Every line that holds "JSON" should be shown.

*DATA SUPPLIED*.
_ _ _ _ _
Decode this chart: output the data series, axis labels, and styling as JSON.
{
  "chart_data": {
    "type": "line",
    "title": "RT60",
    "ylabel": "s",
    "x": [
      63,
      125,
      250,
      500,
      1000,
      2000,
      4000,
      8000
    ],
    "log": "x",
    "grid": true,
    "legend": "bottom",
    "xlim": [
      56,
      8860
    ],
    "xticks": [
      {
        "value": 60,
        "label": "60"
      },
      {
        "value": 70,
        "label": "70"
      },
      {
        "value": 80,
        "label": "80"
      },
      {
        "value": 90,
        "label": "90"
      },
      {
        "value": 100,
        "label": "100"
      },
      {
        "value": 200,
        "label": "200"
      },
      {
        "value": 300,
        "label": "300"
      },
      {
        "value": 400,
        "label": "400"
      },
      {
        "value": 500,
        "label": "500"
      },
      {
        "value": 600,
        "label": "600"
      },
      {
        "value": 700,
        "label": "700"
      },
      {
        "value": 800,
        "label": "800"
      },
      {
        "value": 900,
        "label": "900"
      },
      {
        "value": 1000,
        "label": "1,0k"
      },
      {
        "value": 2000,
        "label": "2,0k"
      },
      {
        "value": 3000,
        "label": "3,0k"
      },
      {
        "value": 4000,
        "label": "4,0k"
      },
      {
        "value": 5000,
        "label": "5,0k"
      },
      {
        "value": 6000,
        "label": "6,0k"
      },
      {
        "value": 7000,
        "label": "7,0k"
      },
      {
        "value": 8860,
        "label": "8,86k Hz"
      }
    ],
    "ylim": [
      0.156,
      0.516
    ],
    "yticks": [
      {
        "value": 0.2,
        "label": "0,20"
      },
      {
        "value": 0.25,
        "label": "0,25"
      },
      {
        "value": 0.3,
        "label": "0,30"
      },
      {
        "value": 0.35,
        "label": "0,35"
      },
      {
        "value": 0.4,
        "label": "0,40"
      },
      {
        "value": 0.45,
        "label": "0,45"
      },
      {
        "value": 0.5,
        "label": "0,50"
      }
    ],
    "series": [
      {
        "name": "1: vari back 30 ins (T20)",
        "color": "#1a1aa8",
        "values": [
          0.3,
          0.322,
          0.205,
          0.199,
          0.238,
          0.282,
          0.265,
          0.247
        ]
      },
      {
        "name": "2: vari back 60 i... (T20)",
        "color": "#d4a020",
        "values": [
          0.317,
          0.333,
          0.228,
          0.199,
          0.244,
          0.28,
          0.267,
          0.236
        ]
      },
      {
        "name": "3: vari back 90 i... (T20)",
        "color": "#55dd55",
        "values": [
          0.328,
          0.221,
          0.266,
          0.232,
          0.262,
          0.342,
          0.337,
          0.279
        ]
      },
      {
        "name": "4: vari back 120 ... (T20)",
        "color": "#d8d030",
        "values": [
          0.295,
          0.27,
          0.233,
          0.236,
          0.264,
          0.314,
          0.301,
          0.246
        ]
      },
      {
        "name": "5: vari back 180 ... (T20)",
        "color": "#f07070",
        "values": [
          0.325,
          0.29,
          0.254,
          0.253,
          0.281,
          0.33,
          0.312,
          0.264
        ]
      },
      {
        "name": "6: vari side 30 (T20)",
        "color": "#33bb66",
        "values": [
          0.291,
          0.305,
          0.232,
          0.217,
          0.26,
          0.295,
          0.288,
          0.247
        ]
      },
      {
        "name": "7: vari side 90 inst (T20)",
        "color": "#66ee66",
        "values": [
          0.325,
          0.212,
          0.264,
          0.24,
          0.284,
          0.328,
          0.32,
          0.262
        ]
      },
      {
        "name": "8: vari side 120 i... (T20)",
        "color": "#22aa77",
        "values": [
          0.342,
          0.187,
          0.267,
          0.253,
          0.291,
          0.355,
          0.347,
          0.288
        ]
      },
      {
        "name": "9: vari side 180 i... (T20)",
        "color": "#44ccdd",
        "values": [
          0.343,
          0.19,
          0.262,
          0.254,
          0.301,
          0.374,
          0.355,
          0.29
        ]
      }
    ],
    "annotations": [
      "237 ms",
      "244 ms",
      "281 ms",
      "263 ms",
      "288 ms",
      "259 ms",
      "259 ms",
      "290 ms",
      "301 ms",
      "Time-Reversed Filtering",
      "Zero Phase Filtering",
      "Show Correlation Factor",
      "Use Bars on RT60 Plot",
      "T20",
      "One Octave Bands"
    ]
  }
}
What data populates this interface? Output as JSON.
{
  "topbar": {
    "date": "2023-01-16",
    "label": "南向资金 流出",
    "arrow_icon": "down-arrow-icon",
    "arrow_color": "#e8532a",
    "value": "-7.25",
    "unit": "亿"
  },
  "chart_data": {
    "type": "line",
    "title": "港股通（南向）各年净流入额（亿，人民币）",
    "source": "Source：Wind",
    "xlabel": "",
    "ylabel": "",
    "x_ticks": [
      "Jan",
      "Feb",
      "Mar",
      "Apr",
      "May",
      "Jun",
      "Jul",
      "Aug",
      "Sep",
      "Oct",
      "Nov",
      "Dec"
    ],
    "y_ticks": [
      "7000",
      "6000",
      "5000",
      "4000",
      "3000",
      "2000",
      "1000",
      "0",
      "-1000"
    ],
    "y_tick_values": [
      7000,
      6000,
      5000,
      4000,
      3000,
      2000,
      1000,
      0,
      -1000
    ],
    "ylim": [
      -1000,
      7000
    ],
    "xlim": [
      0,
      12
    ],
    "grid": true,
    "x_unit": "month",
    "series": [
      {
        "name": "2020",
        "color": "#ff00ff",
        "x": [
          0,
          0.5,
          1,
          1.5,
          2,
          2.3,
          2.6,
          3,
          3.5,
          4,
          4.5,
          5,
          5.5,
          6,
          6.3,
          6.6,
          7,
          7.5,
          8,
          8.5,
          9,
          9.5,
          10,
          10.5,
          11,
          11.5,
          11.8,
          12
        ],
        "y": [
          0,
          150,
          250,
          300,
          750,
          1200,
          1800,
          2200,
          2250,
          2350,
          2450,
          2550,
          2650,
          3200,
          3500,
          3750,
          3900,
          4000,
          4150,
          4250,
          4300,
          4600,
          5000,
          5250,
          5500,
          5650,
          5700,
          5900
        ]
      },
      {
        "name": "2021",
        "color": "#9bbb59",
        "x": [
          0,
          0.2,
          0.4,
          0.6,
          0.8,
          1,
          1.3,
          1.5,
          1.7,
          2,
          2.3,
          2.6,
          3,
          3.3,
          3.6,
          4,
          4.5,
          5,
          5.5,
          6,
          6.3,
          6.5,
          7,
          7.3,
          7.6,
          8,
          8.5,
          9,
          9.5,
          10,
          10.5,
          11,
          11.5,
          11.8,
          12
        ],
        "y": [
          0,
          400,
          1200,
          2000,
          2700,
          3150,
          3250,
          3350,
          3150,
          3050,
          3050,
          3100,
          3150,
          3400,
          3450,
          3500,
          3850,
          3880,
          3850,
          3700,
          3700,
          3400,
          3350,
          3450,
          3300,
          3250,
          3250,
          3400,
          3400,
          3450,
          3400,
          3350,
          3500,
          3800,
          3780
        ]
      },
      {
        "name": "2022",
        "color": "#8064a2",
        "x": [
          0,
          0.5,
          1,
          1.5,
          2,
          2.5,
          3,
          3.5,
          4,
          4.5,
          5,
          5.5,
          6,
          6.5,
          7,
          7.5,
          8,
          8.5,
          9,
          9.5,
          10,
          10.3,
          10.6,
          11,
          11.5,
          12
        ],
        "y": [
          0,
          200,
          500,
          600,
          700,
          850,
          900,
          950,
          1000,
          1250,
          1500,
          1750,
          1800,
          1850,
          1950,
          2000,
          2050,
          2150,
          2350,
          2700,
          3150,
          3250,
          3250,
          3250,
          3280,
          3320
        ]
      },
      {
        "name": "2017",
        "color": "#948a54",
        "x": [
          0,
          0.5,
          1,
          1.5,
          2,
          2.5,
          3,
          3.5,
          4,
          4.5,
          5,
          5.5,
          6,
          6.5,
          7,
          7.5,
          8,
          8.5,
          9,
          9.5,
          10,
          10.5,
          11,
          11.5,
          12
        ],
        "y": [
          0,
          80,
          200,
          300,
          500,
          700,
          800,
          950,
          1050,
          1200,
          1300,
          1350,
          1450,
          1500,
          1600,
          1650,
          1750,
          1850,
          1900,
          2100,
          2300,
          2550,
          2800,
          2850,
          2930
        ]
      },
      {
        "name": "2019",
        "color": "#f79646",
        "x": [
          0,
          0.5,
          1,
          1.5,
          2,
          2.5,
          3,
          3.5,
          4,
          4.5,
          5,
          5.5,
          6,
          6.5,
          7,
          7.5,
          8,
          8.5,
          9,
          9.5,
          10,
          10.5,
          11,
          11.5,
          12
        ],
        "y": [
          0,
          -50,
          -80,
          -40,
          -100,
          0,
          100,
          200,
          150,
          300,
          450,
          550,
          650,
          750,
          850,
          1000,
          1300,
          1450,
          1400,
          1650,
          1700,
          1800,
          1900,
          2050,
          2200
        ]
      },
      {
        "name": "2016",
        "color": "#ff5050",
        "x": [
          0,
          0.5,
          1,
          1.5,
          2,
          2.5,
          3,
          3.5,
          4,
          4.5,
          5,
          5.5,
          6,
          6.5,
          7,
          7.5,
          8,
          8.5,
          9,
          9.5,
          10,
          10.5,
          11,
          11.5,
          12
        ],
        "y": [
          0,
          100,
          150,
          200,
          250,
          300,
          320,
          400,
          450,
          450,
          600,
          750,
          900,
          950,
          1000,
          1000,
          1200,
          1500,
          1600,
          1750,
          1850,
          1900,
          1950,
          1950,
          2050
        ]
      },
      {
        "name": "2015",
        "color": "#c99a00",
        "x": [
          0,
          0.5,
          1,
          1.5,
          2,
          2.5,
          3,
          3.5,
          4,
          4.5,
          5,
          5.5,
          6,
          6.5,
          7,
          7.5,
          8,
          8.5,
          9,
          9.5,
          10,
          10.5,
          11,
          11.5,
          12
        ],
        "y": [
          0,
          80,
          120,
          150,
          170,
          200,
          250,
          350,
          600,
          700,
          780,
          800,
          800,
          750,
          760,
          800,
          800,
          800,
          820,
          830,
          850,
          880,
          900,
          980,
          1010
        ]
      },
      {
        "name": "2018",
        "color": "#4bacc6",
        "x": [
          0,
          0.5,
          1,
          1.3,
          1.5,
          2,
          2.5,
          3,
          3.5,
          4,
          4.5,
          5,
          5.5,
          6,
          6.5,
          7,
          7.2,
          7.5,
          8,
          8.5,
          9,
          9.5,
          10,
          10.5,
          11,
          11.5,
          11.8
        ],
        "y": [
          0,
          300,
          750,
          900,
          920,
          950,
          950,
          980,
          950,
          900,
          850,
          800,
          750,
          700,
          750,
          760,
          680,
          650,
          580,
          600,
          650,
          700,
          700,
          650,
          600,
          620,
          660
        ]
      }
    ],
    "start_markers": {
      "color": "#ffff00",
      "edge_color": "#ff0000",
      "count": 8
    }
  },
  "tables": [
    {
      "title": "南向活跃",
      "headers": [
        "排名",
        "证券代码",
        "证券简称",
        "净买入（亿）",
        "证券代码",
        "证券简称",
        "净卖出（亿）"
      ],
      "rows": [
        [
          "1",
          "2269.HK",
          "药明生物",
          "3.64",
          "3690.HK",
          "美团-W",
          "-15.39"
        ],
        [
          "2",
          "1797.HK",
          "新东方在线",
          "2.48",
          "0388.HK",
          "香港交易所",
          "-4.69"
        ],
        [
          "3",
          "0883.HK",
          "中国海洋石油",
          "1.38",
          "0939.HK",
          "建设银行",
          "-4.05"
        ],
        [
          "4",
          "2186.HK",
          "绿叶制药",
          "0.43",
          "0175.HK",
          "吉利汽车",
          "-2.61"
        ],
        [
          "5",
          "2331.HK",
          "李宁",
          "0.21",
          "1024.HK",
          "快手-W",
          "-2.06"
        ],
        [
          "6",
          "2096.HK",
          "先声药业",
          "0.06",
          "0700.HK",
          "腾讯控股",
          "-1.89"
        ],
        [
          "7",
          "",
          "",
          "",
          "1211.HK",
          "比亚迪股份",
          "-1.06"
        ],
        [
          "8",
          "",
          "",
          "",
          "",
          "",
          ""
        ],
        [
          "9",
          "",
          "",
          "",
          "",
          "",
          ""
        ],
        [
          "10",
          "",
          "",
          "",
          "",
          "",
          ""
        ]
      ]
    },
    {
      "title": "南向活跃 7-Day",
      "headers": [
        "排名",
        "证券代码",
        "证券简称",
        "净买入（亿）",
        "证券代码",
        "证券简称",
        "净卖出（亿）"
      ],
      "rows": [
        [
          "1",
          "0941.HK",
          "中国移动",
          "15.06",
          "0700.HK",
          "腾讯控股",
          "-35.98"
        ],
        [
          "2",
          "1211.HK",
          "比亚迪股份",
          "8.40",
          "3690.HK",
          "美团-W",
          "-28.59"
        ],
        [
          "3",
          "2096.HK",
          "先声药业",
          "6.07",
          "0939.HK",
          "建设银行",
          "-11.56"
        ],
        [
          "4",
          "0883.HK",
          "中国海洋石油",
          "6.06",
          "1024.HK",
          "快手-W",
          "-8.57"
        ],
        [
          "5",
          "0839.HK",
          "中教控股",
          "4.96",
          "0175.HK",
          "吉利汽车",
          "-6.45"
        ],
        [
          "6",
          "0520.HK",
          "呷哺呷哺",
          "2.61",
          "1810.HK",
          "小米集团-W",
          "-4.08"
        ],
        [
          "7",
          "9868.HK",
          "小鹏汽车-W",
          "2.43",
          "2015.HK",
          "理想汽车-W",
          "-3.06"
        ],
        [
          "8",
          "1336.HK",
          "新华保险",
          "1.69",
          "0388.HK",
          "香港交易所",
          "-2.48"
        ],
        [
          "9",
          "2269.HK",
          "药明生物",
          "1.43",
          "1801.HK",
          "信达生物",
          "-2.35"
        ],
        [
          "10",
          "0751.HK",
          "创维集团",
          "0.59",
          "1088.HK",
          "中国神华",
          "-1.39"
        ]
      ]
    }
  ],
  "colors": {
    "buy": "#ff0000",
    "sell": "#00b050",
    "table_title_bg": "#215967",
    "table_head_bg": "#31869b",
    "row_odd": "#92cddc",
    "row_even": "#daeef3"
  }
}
_ _ _ _ _
*EXERCISE ANSWER*.
Decode this chart: output the data series, axis labels, and styling as JSON.
What data populates this interface? Output as JSON.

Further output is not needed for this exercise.